TASK OBJECTIVE:
Which lines hold the word "style"? Show each of them.

******

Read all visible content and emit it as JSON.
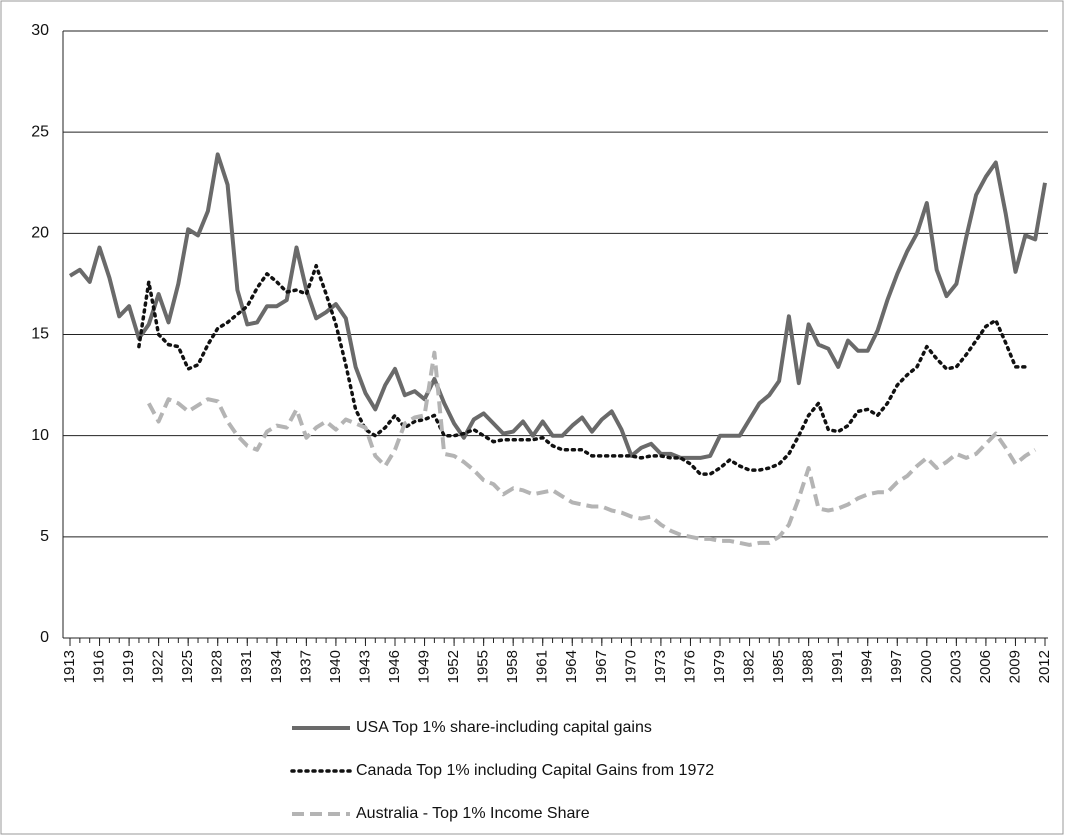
{
  "chart_data": {
    "type": "line",
    "x": [
      1913,
      1914,
      1915,
      1916,
      1917,
      1918,
      1919,
      1920,
      1921,
      1922,
      1923,
      1924,
      1925,
      1926,
      1927,
      1928,
      1929,
      1930,
      1931,
      1932,
      1933,
      1934,
      1935,
      1936,
      1937,
      1938,
      1939,
      1940,
      1941,
      1942,
      1943,
      1944,
      1945,
      1946,
      1947,
      1948,
      1949,
      1950,
      1951,
      1952,
      1953,
      1954,
      1955,
      1956,
      1957,
      1958,
      1959,
      1960,
      1961,
      1962,
      1963,
      1964,
      1965,
      1966,
      1967,
      1968,
      1969,
      1970,
      1971,
      1972,
      1973,
      1974,
      1975,
      1976,
      1977,
      1978,
      1979,
      1980,
      1981,
      1982,
      1983,
      1984,
      1985,
      1986,
      1987,
      1988,
      1989,
      1990,
      1991,
      1992,
      1993,
      1994,
      1995,
      1996,
      1997,
      1998,
      1999,
      2000,
      2001,
      2002,
      2003,
      2004,
      2005,
      2006,
      2007,
      2008,
      2009,
      2010,
      2011,
      2012
    ],
    "series": [
      {
        "name": "USA Top 1% share-including capital gains",
        "color": "#6a6a6a",
        "style": "solid",
        "width": 4,
        "values": [
          17.9,
          18.2,
          17.6,
          19.3,
          17.8,
          15.9,
          16.4,
          14.8,
          15.5,
          17.0,
          15.6,
          17.5,
          20.2,
          19.9,
          21.1,
          23.9,
          22.4,
          17.2,
          15.5,
          15.6,
          16.4,
          16.4,
          16.7,
          19.3,
          17.2,
          15.8,
          16.1,
          16.5,
          15.8,
          13.4,
          12.1,
          11.3,
          12.5,
          13.3,
          12.0,
          12.2,
          11.8,
          12.8,
          11.6,
          10.6,
          9.9,
          10.8,
          11.1,
          10.6,
          10.1,
          10.2,
          10.7,
          10.0,
          10.7,
          10.0,
          10.0,
          10.5,
          10.9,
          10.2,
          10.8,
          11.2,
          10.3,
          9.0,
          9.4,
          9.6,
          9.1,
          9.1,
          8.9,
          8.9,
          8.9,
          9.0,
          10.0,
          10.0,
          10.0,
          10.8,
          11.6,
          12.0,
          12.7,
          15.9,
          12.6,
          15.5,
          14.5,
          14.3,
          13.4,
          14.7,
          14.2,
          14.2,
          15.2,
          16.7,
          18.0,
          19.1,
          20.0,
          21.5,
          18.2,
          16.9,
          17.5,
          19.8,
          21.9,
          22.8,
          23.5,
          21.0,
          18.1,
          19.9,
          19.7,
          22.5
        ]
      },
      {
        "name": "Canada Top 1% including Capital Gains from 1972",
        "color": "#111111",
        "style": "dotted",
        "width": 3.5,
        "values": [
          null,
          null,
          null,
          null,
          null,
          null,
          null,
          14.4,
          17.6,
          15.0,
          14.5,
          14.4,
          13.3,
          13.5,
          14.5,
          15.3,
          15.6,
          16.0,
          16.4,
          17.3,
          18.0,
          17.6,
          17.1,
          17.2,
          17.0,
          18.4,
          17.0,
          15.5,
          13.5,
          11.3,
          10.3,
          10.0,
          10.4,
          11.0,
          10.4,
          10.7,
          10.8,
          11.0,
          10.0,
          10.0,
          10.1,
          10.3,
          10.0,
          9.7,
          9.8,
          9.8,
          9.8,
          9.8,
          9.9,
          9.5,
          9.3,
          9.3,
          9.3,
          9.0,
          9.0,
          9.0,
          9.0,
          9.0,
          8.9,
          9.0,
          9.0,
          8.9,
          8.9,
          8.6,
          8.1,
          8.1,
          8.4,
          8.8,
          8.5,
          8.3,
          8.3,
          8.4,
          8.6,
          9.1,
          10.0,
          11.0,
          11.6,
          10.3,
          10.2,
          10.5,
          11.2,
          11.3,
          11.0,
          11.6,
          12.5,
          13.0,
          13.4,
          14.4,
          13.8,
          13.3,
          13.4,
          14.0,
          14.7,
          15.4,
          15.7,
          14.6,
          13.4,
          13.4,
          null,
          null
        ]
      },
      {
        "name": "Australia - Top 1% Income Share",
        "color": "#b4b4b4",
        "style": "dashed",
        "width": 4,
        "values": [
          null,
          null,
          null,
          null,
          null,
          null,
          null,
          null,
          11.6,
          10.7,
          11.8,
          11.6,
          11.2,
          11.5,
          11.8,
          11.7,
          10.7,
          10.0,
          9.5,
          9.3,
          10.2,
          10.5,
          10.4,
          11.3,
          9.9,
          10.4,
          10.7,
          10.3,
          10.8,
          10.6,
          10.4,
          9.0,
          8.5,
          9.3,
          10.6,
          10.9,
          11.0,
          14.1,
          9.1,
          9.0,
          8.7,
          8.3,
          7.8,
          7.6,
          7.1,
          7.4,
          7.3,
          7.1,
          7.2,
          7.3,
          7.0,
          6.7,
          6.6,
          6.5,
          6.5,
          6.3,
          6.2,
          6.0,
          5.9,
          6.0,
          5.6,
          5.3,
          5.1,
          5.0,
          4.9,
          4.9,
          4.8,
          4.8,
          4.7,
          4.6,
          4.7,
          4.7,
          5.0,
          5.6,
          6.9,
          8.4,
          6.4,
          6.3,
          6.4,
          6.6,
          6.9,
          7.1,
          7.2,
          7.2,
          7.7,
          8.0,
          8.5,
          8.9,
          8.4,
          8.7,
          9.1,
          8.9,
          9.1,
          9.6,
          10.1,
          9.4,
          8.6,
          9.0,
          9.3,
          null
        ]
      }
    ],
    "xlim": [
      1913,
      2012
    ],
    "xticks": [
      1913,
      1916,
      1919,
      1922,
      1925,
      1928,
      1931,
      1934,
      1937,
      1940,
      1943,
      1946,
      1949,
      1952,
      1955,
      1958,
      1961,
      1964,
      1967,
      1970,
      1973,
      1976,
      1979,
      1982,
      1985,
      1988,
      1991,
      1994,
      1997,
      2000,
      2003,
      2006,
      2009,
      2012
    ],
    "ylim": [
      0,
      30
    ],
    "yticks": [
      0,
      5,
      10,
      15,
      20,
      25,
      30
    ],
    "grid": true,
    "legend": "bottom"
  }
}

******

PROBLEM SOLUTION:
        "style": "solid",
        "style": "dotted",
        "style": "dashed",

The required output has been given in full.